start Given records

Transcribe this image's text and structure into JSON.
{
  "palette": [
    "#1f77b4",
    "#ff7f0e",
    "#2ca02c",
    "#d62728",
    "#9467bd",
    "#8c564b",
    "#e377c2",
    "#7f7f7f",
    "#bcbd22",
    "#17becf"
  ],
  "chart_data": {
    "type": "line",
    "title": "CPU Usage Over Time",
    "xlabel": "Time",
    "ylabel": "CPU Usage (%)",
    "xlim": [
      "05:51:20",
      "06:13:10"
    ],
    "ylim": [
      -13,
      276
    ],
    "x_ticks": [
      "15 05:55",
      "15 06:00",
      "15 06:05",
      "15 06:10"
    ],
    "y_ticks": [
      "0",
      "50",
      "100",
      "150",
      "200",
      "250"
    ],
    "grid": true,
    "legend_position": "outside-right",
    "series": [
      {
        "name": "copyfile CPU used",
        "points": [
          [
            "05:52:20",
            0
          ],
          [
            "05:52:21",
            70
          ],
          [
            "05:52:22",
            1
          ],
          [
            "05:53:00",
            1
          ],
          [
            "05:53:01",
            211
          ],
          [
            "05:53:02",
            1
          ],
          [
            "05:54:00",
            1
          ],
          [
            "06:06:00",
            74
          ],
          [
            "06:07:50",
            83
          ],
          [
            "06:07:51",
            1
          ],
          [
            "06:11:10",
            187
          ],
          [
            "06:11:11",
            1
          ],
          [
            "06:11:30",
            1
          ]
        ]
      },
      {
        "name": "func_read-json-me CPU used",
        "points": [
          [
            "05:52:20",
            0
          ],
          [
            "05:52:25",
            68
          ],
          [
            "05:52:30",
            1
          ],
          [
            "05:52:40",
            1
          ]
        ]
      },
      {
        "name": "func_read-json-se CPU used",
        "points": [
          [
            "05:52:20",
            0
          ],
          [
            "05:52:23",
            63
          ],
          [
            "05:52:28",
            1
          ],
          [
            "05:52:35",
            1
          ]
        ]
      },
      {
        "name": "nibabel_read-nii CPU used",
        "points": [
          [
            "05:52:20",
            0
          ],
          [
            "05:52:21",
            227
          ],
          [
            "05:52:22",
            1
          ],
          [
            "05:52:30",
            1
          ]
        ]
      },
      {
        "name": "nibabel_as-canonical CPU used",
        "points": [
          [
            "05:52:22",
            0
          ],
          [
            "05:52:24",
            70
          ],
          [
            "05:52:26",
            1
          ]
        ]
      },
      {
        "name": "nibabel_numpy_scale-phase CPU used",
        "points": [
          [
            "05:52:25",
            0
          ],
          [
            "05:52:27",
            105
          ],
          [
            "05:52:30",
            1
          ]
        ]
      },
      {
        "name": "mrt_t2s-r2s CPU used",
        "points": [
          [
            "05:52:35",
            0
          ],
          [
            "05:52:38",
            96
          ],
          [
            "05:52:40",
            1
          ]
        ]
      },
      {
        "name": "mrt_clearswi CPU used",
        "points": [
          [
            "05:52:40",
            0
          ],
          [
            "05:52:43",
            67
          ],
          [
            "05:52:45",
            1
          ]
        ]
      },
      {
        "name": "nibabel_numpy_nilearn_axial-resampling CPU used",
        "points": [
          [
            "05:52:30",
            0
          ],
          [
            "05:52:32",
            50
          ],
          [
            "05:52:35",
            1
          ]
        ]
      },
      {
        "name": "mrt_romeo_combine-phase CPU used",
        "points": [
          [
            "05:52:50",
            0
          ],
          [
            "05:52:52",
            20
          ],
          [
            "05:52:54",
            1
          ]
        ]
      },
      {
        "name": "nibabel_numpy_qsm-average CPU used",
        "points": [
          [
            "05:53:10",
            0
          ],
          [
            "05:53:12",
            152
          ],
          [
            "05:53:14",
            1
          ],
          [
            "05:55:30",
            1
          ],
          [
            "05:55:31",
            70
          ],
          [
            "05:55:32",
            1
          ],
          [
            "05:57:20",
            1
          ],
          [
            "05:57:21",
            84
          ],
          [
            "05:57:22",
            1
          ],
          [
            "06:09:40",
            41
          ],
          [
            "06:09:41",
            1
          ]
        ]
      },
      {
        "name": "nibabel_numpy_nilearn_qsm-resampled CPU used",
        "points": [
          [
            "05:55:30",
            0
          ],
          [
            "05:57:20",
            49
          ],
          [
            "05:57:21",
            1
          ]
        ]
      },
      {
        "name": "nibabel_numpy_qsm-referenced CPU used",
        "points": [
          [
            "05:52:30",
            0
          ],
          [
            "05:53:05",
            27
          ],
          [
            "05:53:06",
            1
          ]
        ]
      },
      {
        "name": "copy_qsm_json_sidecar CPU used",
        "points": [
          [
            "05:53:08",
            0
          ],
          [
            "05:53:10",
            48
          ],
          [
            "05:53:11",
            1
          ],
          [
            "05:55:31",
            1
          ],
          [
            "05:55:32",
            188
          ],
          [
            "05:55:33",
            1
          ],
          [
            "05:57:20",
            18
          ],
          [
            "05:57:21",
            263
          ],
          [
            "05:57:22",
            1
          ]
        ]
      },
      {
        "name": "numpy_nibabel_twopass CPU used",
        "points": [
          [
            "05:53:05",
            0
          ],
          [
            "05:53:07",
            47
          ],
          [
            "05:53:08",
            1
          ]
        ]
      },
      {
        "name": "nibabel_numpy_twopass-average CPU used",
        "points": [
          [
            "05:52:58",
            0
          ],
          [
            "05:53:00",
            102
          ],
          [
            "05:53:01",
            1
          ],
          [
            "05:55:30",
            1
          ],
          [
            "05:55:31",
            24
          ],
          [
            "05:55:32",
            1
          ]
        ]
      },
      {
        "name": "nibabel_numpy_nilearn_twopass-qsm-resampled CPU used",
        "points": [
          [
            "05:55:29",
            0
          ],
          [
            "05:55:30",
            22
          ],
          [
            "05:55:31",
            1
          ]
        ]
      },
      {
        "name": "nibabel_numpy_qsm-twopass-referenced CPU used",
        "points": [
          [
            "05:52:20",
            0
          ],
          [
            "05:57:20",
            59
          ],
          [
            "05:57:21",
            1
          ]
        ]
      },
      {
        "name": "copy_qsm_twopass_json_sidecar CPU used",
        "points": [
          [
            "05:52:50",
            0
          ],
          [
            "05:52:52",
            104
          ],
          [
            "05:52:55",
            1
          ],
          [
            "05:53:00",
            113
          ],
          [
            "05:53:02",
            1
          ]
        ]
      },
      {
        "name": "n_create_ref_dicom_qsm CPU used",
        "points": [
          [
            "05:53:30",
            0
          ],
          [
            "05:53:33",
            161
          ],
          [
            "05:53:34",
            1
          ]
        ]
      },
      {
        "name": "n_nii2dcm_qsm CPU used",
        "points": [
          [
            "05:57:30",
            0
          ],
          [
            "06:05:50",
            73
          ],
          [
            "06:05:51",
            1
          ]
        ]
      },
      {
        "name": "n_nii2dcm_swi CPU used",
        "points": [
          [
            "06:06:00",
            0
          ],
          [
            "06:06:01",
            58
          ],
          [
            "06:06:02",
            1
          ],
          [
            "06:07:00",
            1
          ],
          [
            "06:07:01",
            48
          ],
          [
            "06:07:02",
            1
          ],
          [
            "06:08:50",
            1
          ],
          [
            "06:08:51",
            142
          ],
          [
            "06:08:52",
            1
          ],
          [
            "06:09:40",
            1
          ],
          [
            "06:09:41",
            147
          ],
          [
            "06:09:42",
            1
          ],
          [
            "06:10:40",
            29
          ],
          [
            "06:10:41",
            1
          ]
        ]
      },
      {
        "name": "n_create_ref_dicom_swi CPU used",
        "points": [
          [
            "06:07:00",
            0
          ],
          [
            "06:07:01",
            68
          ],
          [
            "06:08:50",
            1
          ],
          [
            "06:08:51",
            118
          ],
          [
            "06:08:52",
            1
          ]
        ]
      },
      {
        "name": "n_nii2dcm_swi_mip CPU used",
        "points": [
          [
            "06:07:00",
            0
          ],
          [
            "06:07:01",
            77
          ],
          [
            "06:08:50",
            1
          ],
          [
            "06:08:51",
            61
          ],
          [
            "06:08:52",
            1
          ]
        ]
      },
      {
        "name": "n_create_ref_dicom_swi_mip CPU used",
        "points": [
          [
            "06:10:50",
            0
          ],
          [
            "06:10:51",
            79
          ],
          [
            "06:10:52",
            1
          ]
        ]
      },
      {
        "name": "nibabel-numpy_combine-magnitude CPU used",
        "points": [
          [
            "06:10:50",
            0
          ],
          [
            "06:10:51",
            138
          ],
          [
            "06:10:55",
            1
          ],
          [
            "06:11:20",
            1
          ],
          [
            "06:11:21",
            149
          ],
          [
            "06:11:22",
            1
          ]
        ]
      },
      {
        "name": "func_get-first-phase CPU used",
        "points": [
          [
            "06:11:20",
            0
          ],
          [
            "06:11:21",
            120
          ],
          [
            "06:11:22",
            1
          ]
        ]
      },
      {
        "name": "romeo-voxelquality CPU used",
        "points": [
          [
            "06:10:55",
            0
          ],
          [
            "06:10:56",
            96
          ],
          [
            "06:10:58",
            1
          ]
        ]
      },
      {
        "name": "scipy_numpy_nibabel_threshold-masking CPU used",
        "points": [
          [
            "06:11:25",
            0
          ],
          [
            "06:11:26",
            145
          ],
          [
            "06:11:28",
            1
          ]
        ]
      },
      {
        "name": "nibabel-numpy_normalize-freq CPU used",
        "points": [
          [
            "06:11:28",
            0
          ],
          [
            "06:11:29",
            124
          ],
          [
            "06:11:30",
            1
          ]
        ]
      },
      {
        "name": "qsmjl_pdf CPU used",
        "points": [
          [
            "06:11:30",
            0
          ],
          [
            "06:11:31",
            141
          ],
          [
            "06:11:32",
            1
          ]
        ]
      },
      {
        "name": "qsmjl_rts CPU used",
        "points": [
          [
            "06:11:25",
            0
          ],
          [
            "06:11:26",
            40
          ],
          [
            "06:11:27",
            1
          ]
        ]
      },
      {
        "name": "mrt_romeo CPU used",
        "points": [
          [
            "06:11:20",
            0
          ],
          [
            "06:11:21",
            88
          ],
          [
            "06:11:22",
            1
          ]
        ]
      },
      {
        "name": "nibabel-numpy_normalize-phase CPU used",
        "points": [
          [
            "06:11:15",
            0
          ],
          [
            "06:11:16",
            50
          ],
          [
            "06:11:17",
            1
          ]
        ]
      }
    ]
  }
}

end Given records

» Problem description: For the listing above, identify each line bearing "phase".

» Answer:
        "name": "nibabel_numpy_scale-phase CPU used",
        "name": "mrt_romeo_combine-phase CPU used",
        "name": "func_get-first-phase CPU used",
        "name": "nibabel-numpy_normalize-phase CPU used",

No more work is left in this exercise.